* _Written request_: Look through the data below. Show each line where the string "budowy" occurs.

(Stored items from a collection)
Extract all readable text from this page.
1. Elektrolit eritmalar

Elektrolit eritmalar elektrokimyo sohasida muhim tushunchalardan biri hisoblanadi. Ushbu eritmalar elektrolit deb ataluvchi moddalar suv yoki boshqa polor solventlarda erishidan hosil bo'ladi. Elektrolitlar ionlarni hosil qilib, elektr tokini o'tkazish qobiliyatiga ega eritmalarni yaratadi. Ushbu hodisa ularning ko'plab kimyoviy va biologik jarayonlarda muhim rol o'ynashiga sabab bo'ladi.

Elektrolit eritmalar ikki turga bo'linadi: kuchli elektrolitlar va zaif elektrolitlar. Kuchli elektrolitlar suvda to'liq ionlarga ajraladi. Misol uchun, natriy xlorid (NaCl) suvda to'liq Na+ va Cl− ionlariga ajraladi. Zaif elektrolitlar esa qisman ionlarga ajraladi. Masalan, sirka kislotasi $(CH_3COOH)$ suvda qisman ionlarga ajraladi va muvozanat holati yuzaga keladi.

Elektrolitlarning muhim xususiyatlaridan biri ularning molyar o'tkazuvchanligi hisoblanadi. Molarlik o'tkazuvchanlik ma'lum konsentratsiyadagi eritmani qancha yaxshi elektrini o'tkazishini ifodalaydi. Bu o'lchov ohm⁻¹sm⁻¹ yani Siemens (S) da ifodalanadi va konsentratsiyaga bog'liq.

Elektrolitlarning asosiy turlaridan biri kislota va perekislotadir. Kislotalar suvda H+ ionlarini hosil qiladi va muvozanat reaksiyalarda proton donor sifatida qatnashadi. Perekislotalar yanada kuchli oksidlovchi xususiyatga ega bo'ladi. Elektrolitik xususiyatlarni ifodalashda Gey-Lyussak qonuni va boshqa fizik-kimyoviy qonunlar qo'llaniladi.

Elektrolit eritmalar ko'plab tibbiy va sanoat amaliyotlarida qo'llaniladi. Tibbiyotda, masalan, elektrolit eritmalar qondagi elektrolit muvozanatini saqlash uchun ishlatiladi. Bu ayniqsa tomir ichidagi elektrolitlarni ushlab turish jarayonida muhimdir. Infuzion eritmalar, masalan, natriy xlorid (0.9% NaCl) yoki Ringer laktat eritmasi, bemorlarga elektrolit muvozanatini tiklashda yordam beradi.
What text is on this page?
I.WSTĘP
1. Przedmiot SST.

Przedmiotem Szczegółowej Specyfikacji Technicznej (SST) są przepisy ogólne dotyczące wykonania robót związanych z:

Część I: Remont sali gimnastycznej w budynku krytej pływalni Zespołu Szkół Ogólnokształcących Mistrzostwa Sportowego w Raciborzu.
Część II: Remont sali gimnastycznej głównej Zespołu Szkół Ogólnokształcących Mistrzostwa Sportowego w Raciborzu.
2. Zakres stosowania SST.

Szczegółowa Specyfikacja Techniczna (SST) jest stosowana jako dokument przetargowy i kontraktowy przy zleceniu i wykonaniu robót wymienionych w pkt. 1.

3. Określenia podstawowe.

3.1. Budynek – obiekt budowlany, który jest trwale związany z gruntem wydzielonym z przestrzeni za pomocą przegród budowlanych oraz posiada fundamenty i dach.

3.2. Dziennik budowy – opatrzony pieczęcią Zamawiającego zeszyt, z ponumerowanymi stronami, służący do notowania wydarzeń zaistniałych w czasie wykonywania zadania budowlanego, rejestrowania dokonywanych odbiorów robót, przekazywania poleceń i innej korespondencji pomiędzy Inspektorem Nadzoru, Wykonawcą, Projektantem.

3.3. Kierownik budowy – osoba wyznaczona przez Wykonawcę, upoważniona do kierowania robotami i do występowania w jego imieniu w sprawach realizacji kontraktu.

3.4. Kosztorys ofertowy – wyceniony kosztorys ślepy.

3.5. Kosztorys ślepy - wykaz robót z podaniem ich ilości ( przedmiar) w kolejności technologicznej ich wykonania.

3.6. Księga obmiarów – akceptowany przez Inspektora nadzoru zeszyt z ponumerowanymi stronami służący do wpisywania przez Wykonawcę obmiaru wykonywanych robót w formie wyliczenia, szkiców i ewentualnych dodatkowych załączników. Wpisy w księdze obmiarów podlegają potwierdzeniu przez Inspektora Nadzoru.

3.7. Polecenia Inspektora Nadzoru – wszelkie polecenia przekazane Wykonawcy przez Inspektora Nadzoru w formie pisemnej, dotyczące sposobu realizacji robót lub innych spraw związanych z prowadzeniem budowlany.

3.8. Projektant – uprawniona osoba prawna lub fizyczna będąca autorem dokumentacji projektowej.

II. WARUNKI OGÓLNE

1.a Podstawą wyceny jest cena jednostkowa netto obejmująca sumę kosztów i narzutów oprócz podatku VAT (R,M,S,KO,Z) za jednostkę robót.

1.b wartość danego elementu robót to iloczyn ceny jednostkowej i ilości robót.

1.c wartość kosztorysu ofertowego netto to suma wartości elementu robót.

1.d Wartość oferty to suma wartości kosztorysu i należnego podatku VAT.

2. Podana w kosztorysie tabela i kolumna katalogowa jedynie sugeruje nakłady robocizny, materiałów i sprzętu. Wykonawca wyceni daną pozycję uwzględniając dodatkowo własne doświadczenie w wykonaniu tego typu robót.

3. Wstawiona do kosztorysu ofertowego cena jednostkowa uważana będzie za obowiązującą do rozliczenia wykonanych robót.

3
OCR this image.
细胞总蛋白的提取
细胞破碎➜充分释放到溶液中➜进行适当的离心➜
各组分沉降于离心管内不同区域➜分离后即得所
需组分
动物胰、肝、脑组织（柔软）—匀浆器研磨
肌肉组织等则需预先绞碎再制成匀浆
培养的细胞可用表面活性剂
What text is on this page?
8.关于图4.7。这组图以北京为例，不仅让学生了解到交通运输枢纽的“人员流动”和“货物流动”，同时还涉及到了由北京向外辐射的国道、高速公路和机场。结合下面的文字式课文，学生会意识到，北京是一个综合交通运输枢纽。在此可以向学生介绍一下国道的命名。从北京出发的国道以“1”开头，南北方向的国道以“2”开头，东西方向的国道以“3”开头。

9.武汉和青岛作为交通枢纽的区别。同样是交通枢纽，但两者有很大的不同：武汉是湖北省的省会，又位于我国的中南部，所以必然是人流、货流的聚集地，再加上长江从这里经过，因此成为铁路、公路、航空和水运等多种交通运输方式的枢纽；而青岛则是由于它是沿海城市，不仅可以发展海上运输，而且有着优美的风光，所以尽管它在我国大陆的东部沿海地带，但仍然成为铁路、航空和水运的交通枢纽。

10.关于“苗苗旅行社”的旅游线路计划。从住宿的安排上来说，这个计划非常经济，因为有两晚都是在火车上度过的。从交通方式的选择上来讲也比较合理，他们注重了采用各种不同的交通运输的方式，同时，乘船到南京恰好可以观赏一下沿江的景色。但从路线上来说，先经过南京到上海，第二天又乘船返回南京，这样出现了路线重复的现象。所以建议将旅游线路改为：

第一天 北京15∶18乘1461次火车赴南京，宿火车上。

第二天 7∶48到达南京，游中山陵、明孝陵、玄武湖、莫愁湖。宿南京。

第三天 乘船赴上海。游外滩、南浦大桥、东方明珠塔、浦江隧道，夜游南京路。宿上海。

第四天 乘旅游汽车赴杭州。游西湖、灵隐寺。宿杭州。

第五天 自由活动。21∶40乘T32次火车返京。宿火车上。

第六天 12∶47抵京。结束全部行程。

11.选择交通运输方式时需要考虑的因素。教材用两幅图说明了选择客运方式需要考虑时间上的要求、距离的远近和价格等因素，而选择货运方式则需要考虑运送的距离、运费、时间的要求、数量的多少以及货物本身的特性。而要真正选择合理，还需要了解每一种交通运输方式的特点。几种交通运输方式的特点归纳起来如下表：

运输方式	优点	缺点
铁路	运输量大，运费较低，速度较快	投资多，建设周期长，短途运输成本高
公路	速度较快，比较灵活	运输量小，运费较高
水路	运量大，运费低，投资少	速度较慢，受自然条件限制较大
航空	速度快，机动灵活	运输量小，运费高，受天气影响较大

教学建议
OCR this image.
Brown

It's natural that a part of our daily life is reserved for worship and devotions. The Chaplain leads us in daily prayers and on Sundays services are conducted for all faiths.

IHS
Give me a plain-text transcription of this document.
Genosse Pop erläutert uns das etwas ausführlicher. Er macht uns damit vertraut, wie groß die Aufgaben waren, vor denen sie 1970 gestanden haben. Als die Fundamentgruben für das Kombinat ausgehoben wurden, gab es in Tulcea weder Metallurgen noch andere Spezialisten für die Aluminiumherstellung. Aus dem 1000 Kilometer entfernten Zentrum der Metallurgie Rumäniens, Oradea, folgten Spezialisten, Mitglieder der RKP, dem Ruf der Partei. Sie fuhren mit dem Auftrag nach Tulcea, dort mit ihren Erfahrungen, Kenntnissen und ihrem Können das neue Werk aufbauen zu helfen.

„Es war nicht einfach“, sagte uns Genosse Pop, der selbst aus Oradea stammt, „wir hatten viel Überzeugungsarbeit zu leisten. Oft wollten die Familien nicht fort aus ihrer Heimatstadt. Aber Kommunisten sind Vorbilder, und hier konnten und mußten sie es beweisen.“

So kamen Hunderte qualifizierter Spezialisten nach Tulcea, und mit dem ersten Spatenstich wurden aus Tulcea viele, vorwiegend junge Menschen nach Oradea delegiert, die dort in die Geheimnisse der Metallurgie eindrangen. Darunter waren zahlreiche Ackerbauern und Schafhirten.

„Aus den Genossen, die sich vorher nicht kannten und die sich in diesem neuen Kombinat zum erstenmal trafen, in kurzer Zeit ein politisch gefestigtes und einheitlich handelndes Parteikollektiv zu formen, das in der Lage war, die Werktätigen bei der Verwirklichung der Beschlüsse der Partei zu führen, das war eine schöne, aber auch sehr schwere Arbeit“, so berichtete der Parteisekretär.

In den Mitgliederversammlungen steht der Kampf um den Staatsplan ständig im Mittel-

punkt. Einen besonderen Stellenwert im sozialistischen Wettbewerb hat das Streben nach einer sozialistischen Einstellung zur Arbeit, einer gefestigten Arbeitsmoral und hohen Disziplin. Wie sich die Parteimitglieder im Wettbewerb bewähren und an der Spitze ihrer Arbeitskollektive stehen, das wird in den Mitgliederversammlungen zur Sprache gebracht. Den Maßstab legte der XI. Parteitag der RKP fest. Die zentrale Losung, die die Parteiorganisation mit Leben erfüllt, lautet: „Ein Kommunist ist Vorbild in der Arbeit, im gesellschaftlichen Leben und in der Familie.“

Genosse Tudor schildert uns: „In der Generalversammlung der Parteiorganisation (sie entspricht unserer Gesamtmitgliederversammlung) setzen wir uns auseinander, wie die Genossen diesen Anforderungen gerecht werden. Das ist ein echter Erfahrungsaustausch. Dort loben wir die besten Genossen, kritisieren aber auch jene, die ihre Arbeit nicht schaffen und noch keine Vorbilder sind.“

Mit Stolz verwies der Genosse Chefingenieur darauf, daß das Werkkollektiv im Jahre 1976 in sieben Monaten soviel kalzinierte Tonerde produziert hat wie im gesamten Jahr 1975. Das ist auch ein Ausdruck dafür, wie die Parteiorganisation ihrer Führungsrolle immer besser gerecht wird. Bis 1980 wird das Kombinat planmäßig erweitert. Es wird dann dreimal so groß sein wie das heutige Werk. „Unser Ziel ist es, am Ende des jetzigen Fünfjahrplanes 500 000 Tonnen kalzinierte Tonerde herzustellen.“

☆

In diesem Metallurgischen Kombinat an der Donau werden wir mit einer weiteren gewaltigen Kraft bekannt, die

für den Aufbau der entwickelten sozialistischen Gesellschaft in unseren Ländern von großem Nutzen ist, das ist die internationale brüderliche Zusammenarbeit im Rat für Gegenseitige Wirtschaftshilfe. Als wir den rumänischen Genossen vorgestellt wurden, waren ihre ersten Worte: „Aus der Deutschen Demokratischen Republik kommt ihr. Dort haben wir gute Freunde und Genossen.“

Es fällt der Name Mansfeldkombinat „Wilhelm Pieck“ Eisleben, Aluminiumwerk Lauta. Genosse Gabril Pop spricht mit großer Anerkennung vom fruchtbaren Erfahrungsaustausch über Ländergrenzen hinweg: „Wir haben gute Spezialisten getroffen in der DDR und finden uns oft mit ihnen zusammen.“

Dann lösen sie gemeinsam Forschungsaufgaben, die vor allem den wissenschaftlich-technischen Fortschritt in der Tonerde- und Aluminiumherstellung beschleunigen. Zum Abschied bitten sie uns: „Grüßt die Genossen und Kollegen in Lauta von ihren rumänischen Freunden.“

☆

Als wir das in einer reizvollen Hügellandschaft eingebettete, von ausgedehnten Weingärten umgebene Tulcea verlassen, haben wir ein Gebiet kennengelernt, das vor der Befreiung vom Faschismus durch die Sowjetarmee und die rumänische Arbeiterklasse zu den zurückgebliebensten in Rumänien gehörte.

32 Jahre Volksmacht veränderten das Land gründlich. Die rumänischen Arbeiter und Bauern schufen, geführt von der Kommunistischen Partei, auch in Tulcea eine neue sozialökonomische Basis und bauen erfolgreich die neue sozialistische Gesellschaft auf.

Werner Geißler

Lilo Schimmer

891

* _Solution_:
3.2. Dziennik budowy – opatrzony pieczęcią Zamawiającego zeszyt, z ponumerowanymi stronami, służący do notowania wydarzeń zaistniałych w czasie wykonywania zadania budowlanego, rejestrowania dokonywanych odbiorów robót, przekazywania poleceń i innej korespondencji pomiędzy Inspektorem Nadzoru, Wykonawcą, Projektantem.
3.3. Kierownik budowy – osoba wyznaczona przez Wykonawcę, upoważniona do kierowania robotami i do występowania w jego imieniu w sprawach realizacji kontraktu.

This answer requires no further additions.